··· EXCERPTED RECORDS
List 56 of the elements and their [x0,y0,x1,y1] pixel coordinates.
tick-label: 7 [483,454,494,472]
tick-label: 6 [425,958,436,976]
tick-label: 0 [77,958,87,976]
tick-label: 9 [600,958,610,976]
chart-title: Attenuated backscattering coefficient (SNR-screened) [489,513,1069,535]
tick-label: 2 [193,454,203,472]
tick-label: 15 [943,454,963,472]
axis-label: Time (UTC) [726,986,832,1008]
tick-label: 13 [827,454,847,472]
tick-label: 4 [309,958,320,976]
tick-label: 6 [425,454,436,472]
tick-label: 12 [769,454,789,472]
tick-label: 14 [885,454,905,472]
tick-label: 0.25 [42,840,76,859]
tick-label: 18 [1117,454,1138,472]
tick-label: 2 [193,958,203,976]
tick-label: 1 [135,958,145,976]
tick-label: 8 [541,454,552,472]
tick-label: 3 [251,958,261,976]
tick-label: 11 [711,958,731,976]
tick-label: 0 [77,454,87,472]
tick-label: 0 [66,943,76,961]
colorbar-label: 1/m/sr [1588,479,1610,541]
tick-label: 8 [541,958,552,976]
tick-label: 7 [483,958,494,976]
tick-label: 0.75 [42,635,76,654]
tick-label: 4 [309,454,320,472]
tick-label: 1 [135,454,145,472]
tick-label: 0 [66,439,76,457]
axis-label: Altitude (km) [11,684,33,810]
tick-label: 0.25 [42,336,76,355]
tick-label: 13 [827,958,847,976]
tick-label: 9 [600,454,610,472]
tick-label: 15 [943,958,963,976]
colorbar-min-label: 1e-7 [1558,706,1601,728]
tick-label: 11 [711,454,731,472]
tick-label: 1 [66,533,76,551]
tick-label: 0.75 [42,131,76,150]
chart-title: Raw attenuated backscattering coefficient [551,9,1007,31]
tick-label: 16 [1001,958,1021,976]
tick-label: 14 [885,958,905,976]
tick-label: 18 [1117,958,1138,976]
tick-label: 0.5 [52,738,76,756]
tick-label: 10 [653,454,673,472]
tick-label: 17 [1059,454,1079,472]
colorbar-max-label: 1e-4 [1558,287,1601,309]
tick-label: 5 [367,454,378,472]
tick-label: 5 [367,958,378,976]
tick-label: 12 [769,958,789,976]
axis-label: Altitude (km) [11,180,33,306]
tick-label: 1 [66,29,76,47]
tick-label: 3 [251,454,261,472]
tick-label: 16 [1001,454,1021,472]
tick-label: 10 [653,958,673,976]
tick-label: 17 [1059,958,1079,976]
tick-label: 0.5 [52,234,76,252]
······
__WORK TO DO__
Pick out every line of the items above that contains the string "colorbar", and copy each of those lines in full.

__CORRECT OUTPUT__
colorbar-label: 1/m/sr [1588,479,1610,541]
colorbar-min-label: 1e-7 [1558,706,1601,728]
colorbar-max-label: 1e-4 [1558,287,1601,309]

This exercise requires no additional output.